§ **Stated goal**
List each line holding the string "speed".

§ **Task material**
++++++++++++++++++++

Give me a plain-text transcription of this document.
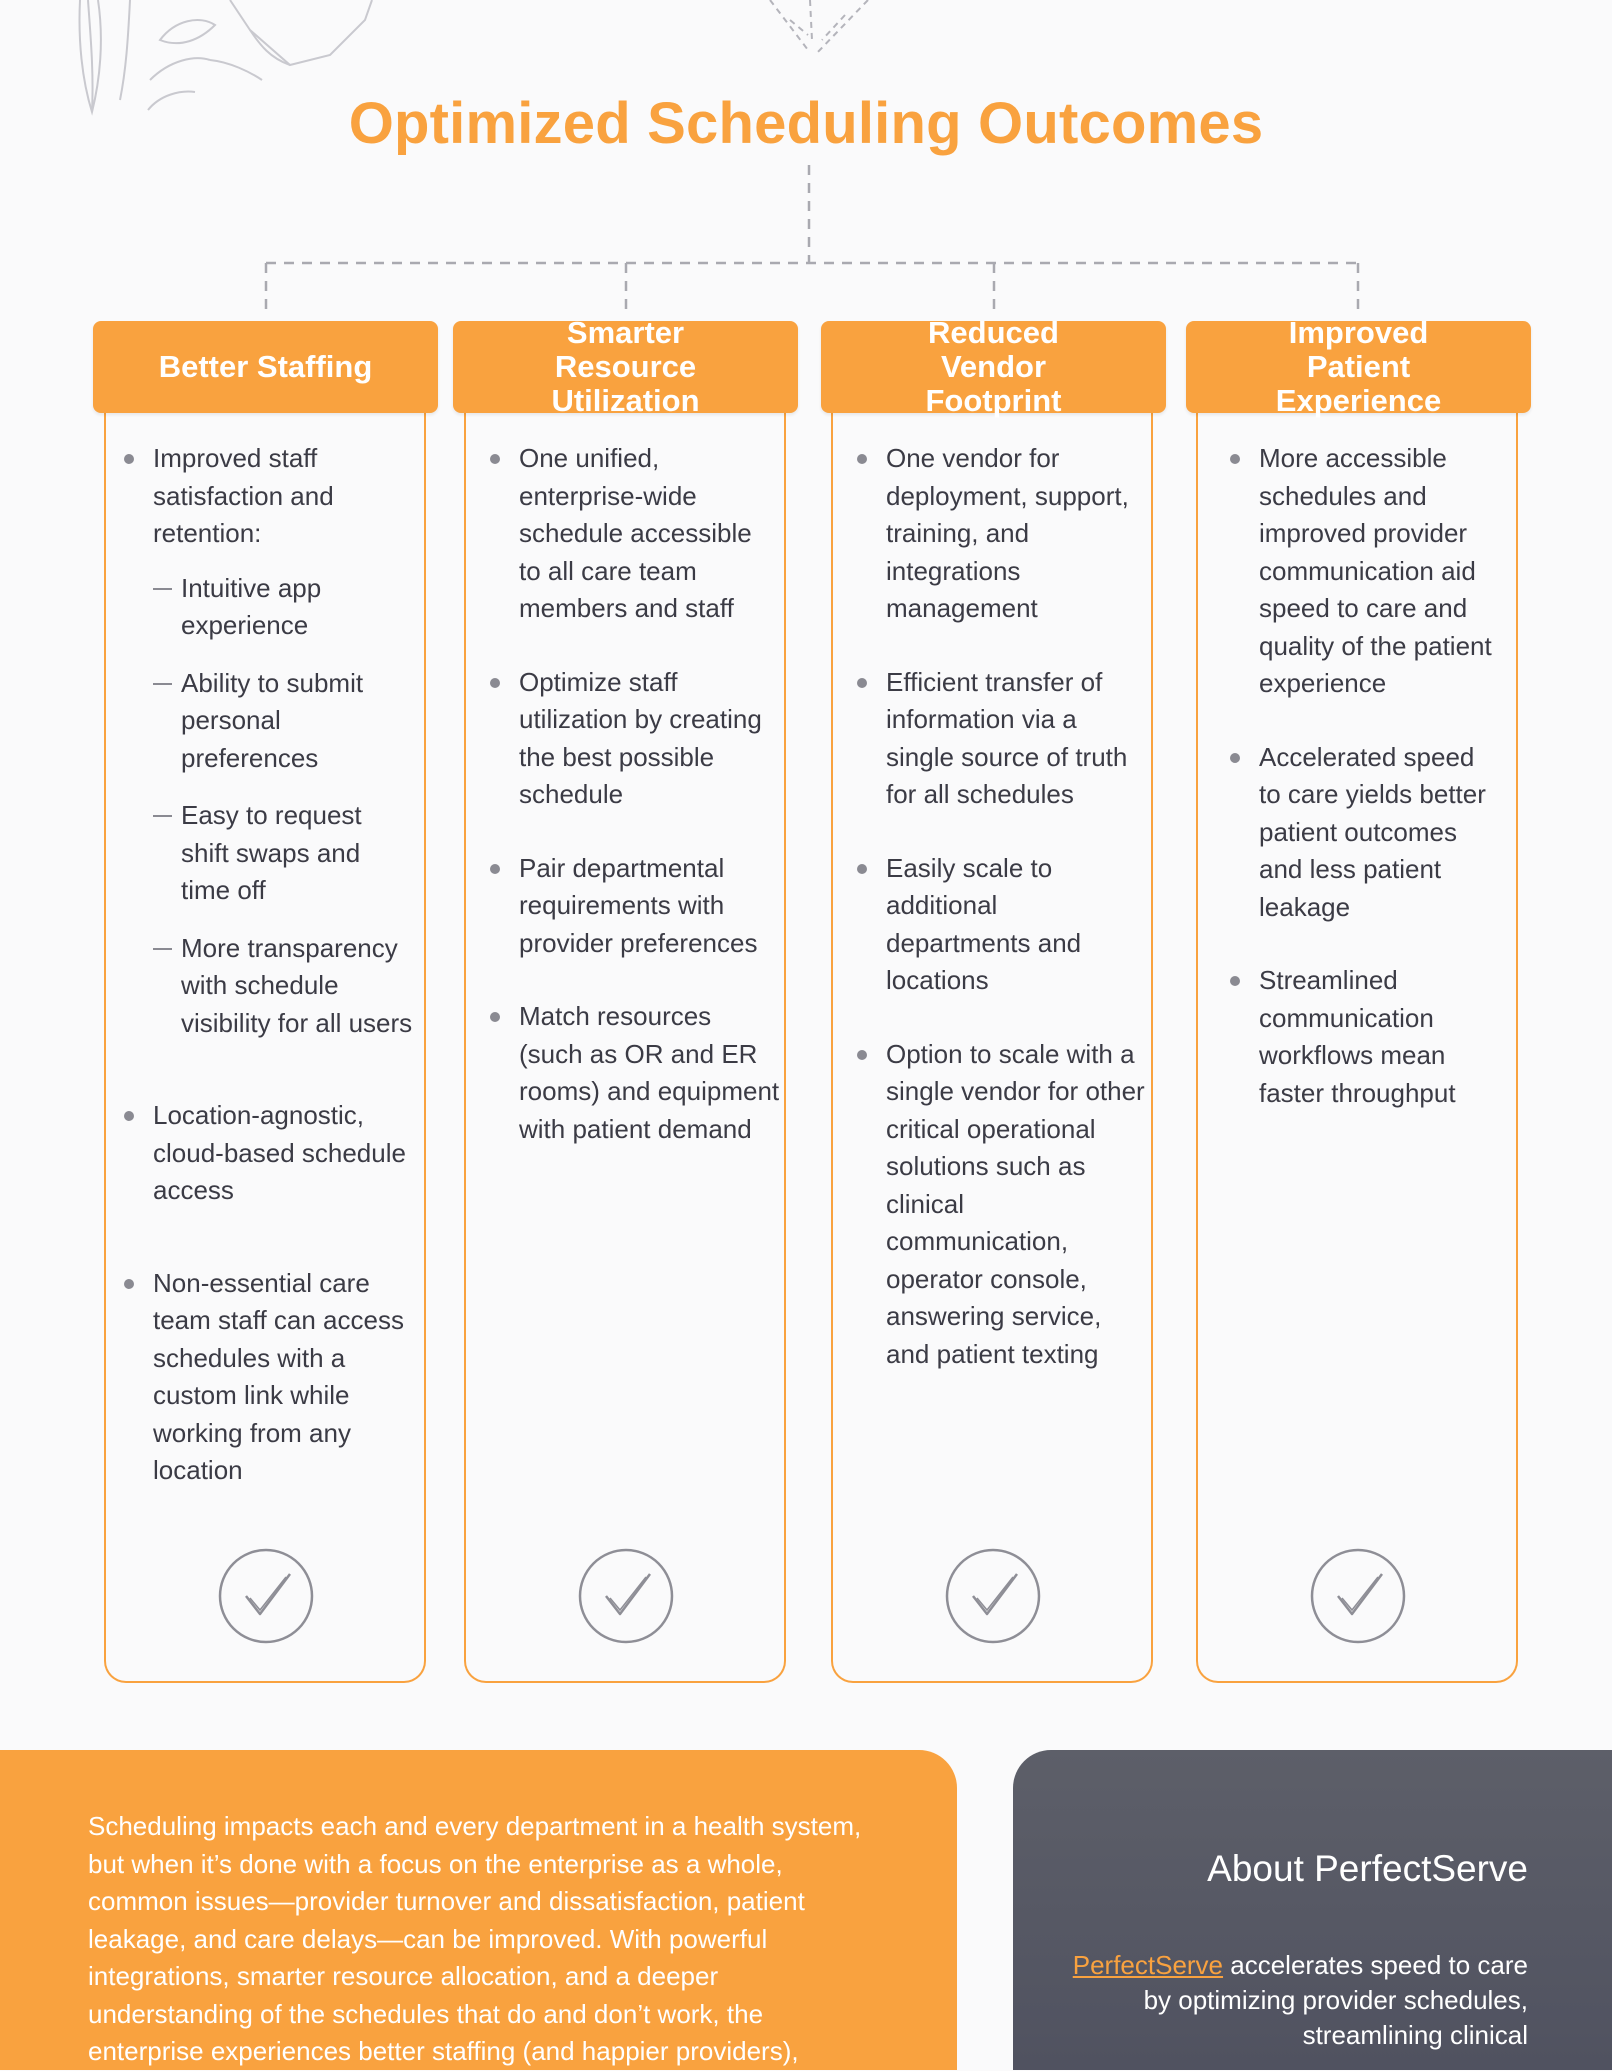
Optimized Scheduling Outcomes
Better Staffing
Smarter Resource Utilization
Reduced Vendor Footprint
Improved Patient Experience
Improved staff satisfaction and retention:
Intuitive app experience
Ability to submit personal preferences
Easy to request shift swaps and time off
More transparency with schedule visibility for all users
Location-agnostic, cloud-based schedule access
Non-essential care team staff can access schedules with a custom link while working from any location
One unified, enterprise-wide schedule accessible to all care team members and staff
Optimize staff utilization by creating the best possible schedule
Pair departmental requirements with provider preferences
Match resources (such as OR and ER rooms) and equipment with patient demand
One vendor for deployment, support, training, and integrations management
Efficient transfer of information via a single source of truth for all schedules
Easily scale to additional departments and locations
Option to scale with a single vendor for other critical operational solutions such as clinical communication, operator console, answering service, and patient texting
More accessible schedules and improved provider communication aid speed to care and quality of the patient experience
Accelerated speed to care yields better patient outcomes and less patient leakage
Streamlined communication workflows mean faster throughput

Scheduling impacts each and every department in a health system, but when it’s done with a focus on the enterprise as a whole, common issues—provider turnover and dissatisfaction, patient leakage, and care delays—can be improved. With powerful integrations, smarter resource allocation, and a deeper understanding of the schedules that do and don’t work, the enterprise experiences better staffing (and happier providers),

About PerfectServe

PerfectServe accelerates speed to care by optimizing provider schedules, streamlining clinical
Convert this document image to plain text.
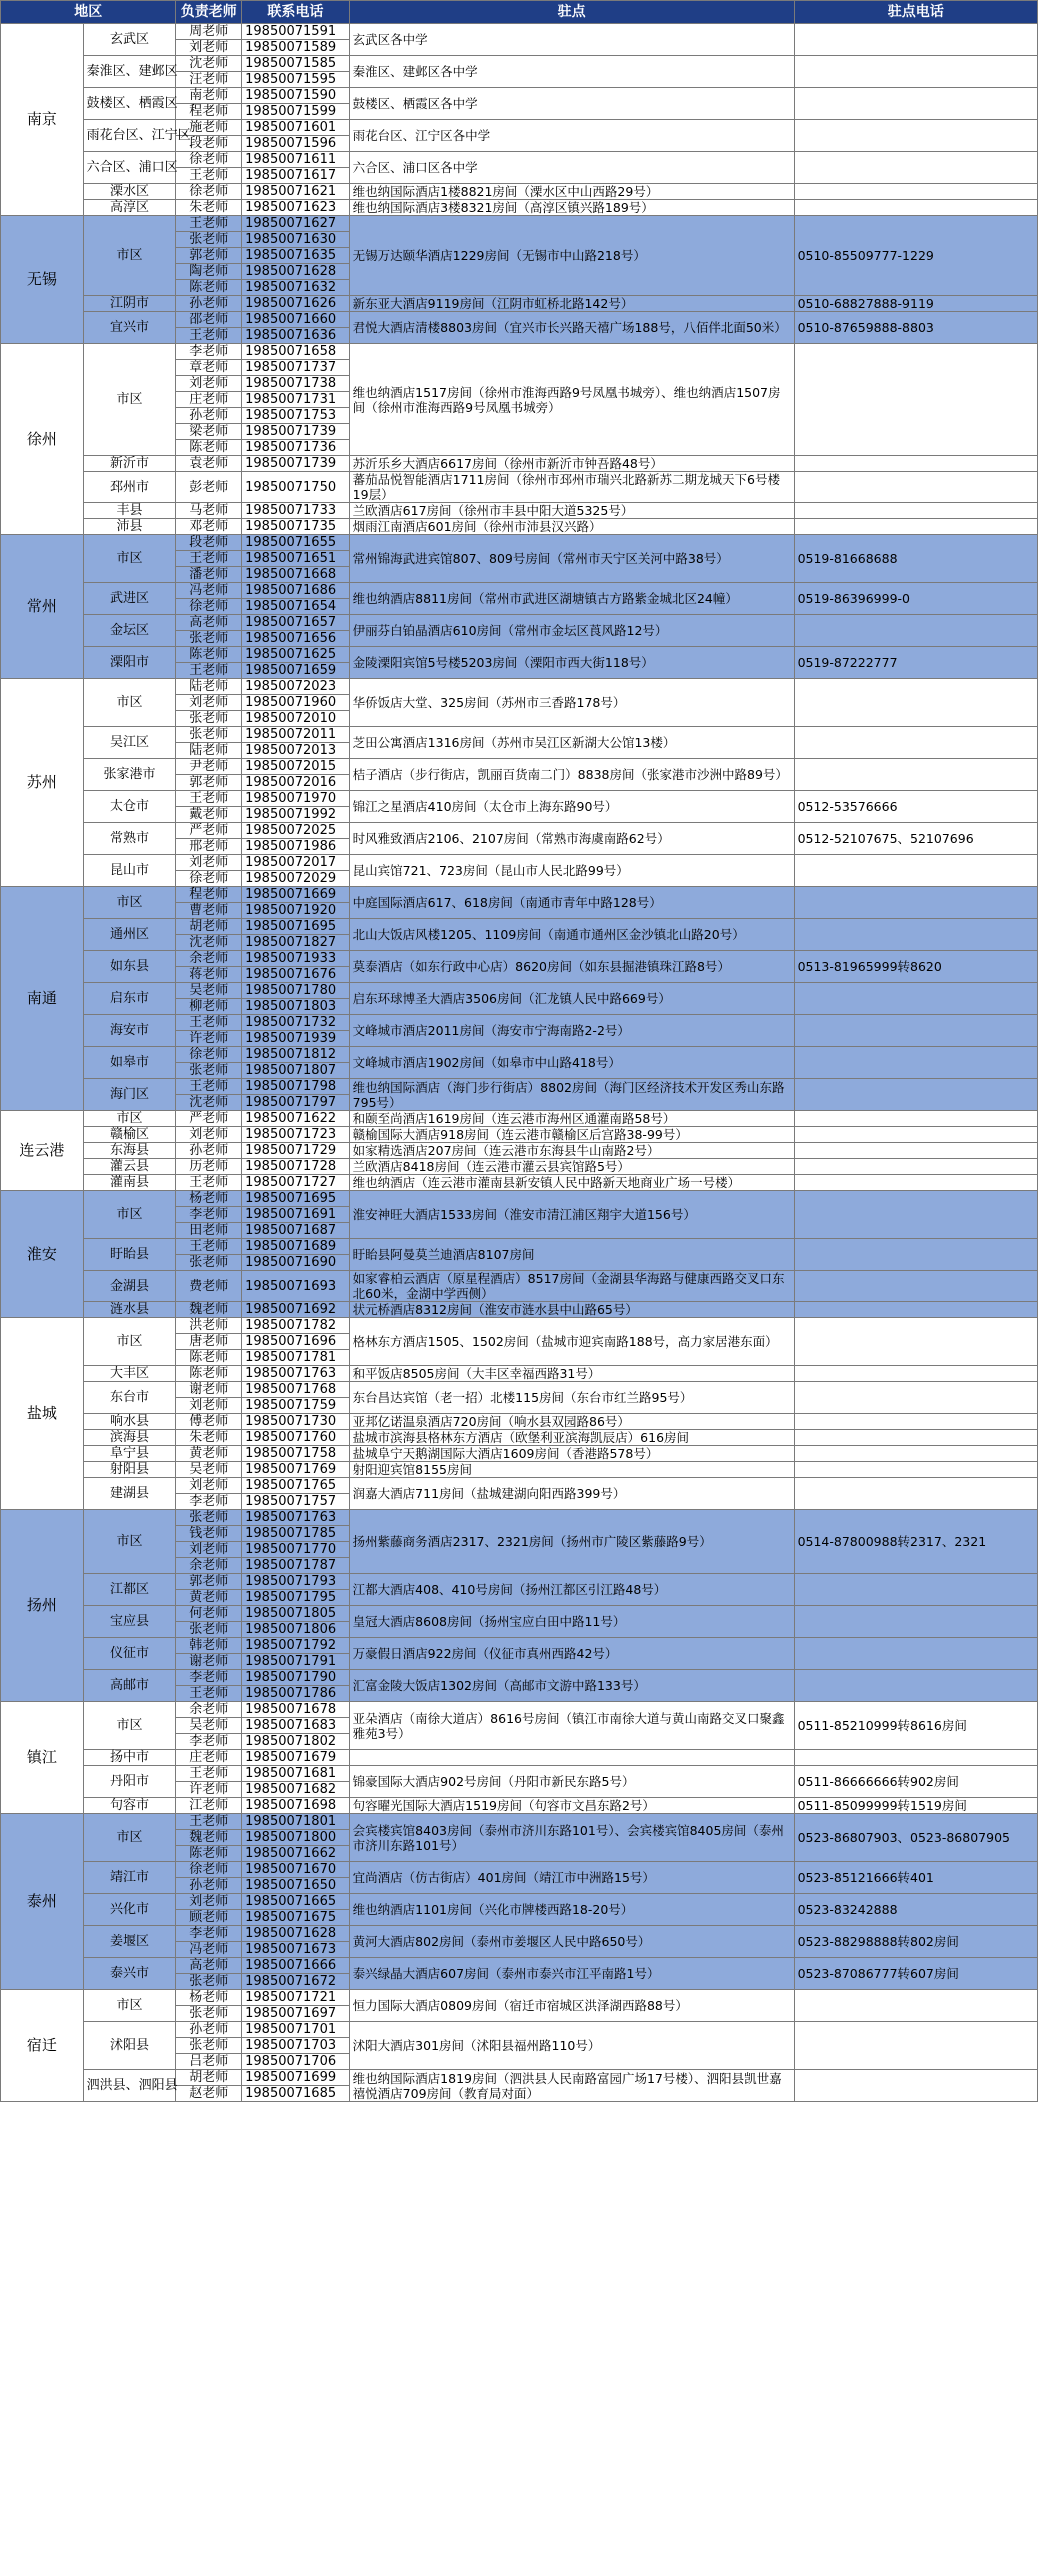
地区		负责老师	联系电话	驻点	驻点电话
南京	玄武区	周老师	19850071591	玄武区各中学	
		刘老师	19850071589		
	秦淮区、建邺区	沈老师	19850071585	秦淮区、建邺区各中学	
		汪老师	19850071595		
	鼓楼区、栖霞区	南老师	19850071590	鼓楼区、栖霞区各中学	
		程老师	19850071599		
	雨花台区、江宁区	施老师	19850071601	雨花台区、江宁区各中学	
		段老师	19850071596		
	六合区、浦口区	徐老师	19850071611	六合区、浦口区各中学	
		王老师	19850071617		
	溧水区	徐老师	19850071621	维也纳国际酒店1楼8821房间（溧水区中山西路29号）	
	高淳区	朱老师	19850071623	维也纳国际酒店3楼8321房间（高淳区镇兴路189号）	
无锡	市区	王老师	19850071627	无锡万达颐华酒店1229房间（无锡市中山路218号）	0510-85509777-1229
		张老师	19850071630		
		郭老师	19850071635		
		陶老师	19850071628		
		陈老师	19850071632		
	江阴市	孙老师	19850071626	新东亚大酒店9119房间（江阴市虹桥北路142号）	0510-68827888-9119
	宜兴市	邵老师	19850071660	君悦大酒店清楼8803房间（宜兴市长兴路天禧广场188号，八佰伴北面50米）	0510-87659888-8803
		王老师	19850071636		
徐州	市区	李老师	19850071658	维也纳酒店1517房间（徐州市淮海西路9号凤凰书城旁）、维也纳酒店1507房间（徐州市淮海西路9号凤凰书城旁）	
		章老师	19850071737		
		刘老师	19850071738		
		庄老师	19850071731		
		孙老师	19850071753		
		梁老师	19850071739		
		陈老师	19850071736		
	新沂市	袁老师	19850071739	苏沂乐乡大酒店6617房间（徐州市新沂市钟吾路48号）	
	邳州市	彭老师	19850071750	蕃茄品悦智能酒店1711房间（徐州市邳州市瑞兴北路新苏二期龙城天下6号楼19层）	
	丰县	马老师	19850071733	兰欧酒店617房间（徐州市丰县中阳大道5325号）	
	沛县	邓老师	19850071735	烟雨江南酒店601房间（徐州市沛县汉兴路）	
常州	市区	段老师	19850071655	常州锦海武进宾馆807、809号房间（常州市天宁区关河中路38号）	0519-81668688
		王老师	19850071651		
		潘老师	19850071668		
	武进区	冯老师	19850071686	维也纳酒店8811房间（常州市武进区湖塘镇古方路紫金城北区24幢）	0519-86396999-0
		徐老师	19850071654		
	金坛区	高老师	19850071657	伊丽芬白铂晶酒店610房间（常州市金坛区莨风路12号）	
		张老师	19850071656		
	溧阳市	陈老师	19850071625	金陵溧阳宾馆5号楼5203房间（溧阳市西大街118号）	0519-87222777
		王老师	19850071659		
苏州	市区	陆老师	19850072023	华侨饭店大堂、325房间（苏州市三香路178号）	
		刘老师	19850071960		
		张老师	19850072010		
	吴江区	张老师	19850072011	芝田公寓酒店1316房间（苏州市吴江区新湖大公馆13楼）	
		陆老师	19850072013		
	张家港市	尹老师	19850072015	桔子酒店（步行街店，凯丽百货南二门）8838房间（张家港市沙洲中路89号）	
		郭老师	19850072016		
	太仓市	王老师	19850071970	锦江之星酒店410房间（太仓市上海东路90号）	0512-53576666
		戴老师	19850071992		
	常熟市	严老师	19850072025	时风雅致酒店2106、2107房间（常熟市海虞南路62号）	0512-52107675、52107696
		邢老师	19850071986		
	昆山市	刘老师	19850072017	昆山宾馆721、723房间（昆山市人民北路99号）	
		徐老师	19850072029		
南通	市区	程老师	19850071669	中庭国际酒店617、618房间（南通市青年中路128号）	
		曹老师	19850071920		
	通州区	胡老师	19850071695	北山大饭店风楼1205、1109房间（南通市通州区金沙镇北山路20号）	
		沈老师	19850071827		
	如东县	余老师	19850071933	莫泰酒店（如东行政中心店）8620房间（如东县掘港镇珠江路8号）	0513-81965999转8620
		蒋老师	19850071676		
	启东市	吴老师	19850071780	启东环球博圣大酒店3506房间（汇龙镇人民中路669号）	
		柳老师	19850071803		
	海安市	王老师	19850071732	文峰城市酒店2011房间（海安市宁海南路2-2号）	
		许老师	19850071939		
	如皋市	徐老师	19850071812	文峰城市酒店1902房间（如皋市中山路418号）	
		张老师	19850071807		
	海门区	王老师	19850071798	维也纳国际酒店（海门步行街店）8802房间（海门区经济技术开发区秀山东路795号）	
		沈老师	19850071797		
连云港	市区	严老师	19850071622	和颐至尚酒店1619房间（连云港市海州区通灌南路58号）	
	赣榆区	刘老师	19850071723	赣榆国际大酒店918房间（连云港市赣榆区后宫路38-99号）	
	东海县	孙老师	19850071729	如家精选酒店207房间（连云港市东海县牛山南路2号）	
	灌云县	历老师	19850071728	兰欧酒店8418房间（连云港市灌云县宾馆路5号）	
	灌南县	王老师	19850071727	维也纳酒店（连云港市灌南县新安镇人民中路新天地商业广场一号楼）	
淮安	市区	杨老师	19850071695	淮安神旺大酒店1533房间（淮安市清江浦区翔宇大道156号）	
		李老师	19850071691		
		田老师	19850071687		
	盱眙县	王老师	19850071689	盱眙县阿曼莫兰迪酒店8107房间	
		张老师	19850071690		
	金湖县	费老师	19850071693	如家睿柏云酒店（原星程酒店）8517房间（金湖县华海路与健康西路交叉口东北60米，金湖中学西侧）	
	涟水县	魏老师	19850071692	状元桥酒店8312房间（淮安市涟水县中山路65号）	
盐城	市区	洪老师	19850071782	格林东方酒店1505、1502房间（盐城市迎宾南路188号，高力家居港东面）	
		唐老师	19850071696		
		陈老师	19850071781		
	大丰区	陈老师	19850071763	和平饭店8505房间（大丰区幸福西路31号）	
	东台市	谢老师	19850071768	东台昌达宾馆（老一招）北楼115房间（东台市红兰路95号）	
		刘老师	19850071759		
	响水县	傅老师	19850071730	亚邦亿诺温泉酒店720房间（响水县双园路86号）	
	滨海县	朱老师	19850071760	盐城市滨海县格林东方酒店（欧堡利亚滨海凯辰店）616房间	
	阜宁县	黄老师	19850071758	盐城阜宁天鹅湖国际大酒店1609房间（香港路578号）	
	射阳县	吴老师	19850071769	射阳迎宾馆8155房间	
	建湖县	刘老师	19850071765	润嘉大酒店711房间（盐城建湖向阳西路399号）	
		李老师	19850071757		
扬州	市区	张老师	19850071763	扬州紫藤商务酒店2317、2321房间（扬州市广陵区紫藤路9号）	0514-87800988转2317、2321
		钱老师	19850071785		
		刘老师	19850071770		
		余老师	19850071787		
	江都区	郭老师	19850071793	江都大酒店408、410号房间（扬州江都区引江路48号）	
		黄老师	19850071795		
	宝应县	何老师	19850071805	皇冠大酒店8608房间（扬州宝应白田中路11号）	
		张老师	19850071806		
	仪征市	韩老师	19850071792	万豪假日酒店922房间（仪征市真州西路42号）	
		谢老师	19850071791		
	高邮市	李老师	19850071790	汇富金陵大饭店1302房间（高邮市文游中路133号）	
		王老师	19850071786		
镇江	市区	余老师	19850071678	亚朵酒店（南徐大道店）8616号房间（镇江市南徐大道与黄山南路交叉口聚鑫雅苑3号）	0511-85210999转8616房间
		吴老师	19850071683		
		李老师	19850071802		
	扬中市	庄老师	19850071679		
	丹阳市	王老师	19850071681	锦豪国际大酒店902号房间（丹阳市新民东路5号）	0511-86666666转902房间
		许老师	19850071682		
	句容市	江老师	19850071698	句容曜光国际大酒店1519房间（句容市文昌东路2号）	0511-85099999转1519房间
泰州	市区	王老师	19850071801	会宾楼宾馆8403房间（泰州市济川东路101号）、会宾楼宾馆8405房间（泰州市济川东路101号）	0523-86807903、0523-86807905
		魏老师	19850071800		
		陈老师	19850071662		
	靖江市	徐老师	19850071670	宜尚酒店（仿古街店）401房间（靖江市中洲路15号）	0523-85121666转401
		孙老师	19850071650		
	兴化市	刘老师	19850071665	维也纳酒店1101房间（兴化市牌楼西路18-20号）	0523-83242888
		顾老师	19850071675		
	姜堰区	李老师	19850071628	黄河大酒店802房间（泰州市姜堰区人民中路650号）	0523-88298888转802房间
		冯老师	19850071673		
	泰兴市	高老师	19850071666	泰兴绿晶大酒店607房间（泰州市泰兴市江平南路1号）	0523-87086777转607房间
		张老师	19850071672		
宿迁	市区	杨老师	19850071721	恒力国际大酒店0809房间（宿迁市宿城区洪泽湖西路88号）	
		张老师	19850071697		
	沭阳县	孙老师	19850071701	沭阳大酒店301房间（沭阳县福州路110号）	
		张老师	19850071703		
		吕老师	19850071706		
	泗洪县、泗阳县	胡老师	19850071699	维也纳国际酒店1819房间（泗洪县人民南路富园广场17号楼）、泗阳县凯世嘉禧悦酒店709房间（教育局对面）	
		赵老师	19850071685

++++++++++++++++++++

§ **Output for this exercise**
More accessible schedules and improved provider communication aid speed to care and quality of the patient experience
Accelerated speed to care yields better patient outcomes and less patient leakage
PerfectServe accelerates speed to care by optimizing provider schedules, streamlining clinical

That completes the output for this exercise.